• _Exercise goal_
Track down each line that has the word "What" and copy it.

• _Extracted data_
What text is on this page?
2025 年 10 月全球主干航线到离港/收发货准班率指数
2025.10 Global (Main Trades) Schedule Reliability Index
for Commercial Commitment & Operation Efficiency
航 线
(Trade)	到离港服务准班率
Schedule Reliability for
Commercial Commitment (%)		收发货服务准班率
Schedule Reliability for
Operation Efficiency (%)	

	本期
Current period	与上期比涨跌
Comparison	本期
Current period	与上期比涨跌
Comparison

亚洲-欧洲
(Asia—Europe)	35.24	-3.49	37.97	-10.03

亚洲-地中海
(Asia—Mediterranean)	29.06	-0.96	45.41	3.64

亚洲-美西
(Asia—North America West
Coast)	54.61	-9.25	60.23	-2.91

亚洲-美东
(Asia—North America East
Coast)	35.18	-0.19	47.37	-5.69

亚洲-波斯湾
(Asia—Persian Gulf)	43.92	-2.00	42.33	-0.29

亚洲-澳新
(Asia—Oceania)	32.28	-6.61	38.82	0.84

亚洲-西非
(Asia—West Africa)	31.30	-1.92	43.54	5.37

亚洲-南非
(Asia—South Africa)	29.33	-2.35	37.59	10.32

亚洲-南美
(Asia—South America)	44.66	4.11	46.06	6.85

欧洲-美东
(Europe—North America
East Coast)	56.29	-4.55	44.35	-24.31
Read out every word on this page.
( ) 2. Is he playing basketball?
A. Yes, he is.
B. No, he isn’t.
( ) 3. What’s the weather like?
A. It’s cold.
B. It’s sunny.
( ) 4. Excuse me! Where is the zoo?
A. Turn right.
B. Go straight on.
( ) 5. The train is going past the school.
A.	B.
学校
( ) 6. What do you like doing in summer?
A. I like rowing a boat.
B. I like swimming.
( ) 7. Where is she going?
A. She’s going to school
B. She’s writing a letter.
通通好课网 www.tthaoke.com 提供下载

• _Task response_
What text is on this page?
( ) 3. What’s the weather like?
( ) 6. What do you like doing in summer?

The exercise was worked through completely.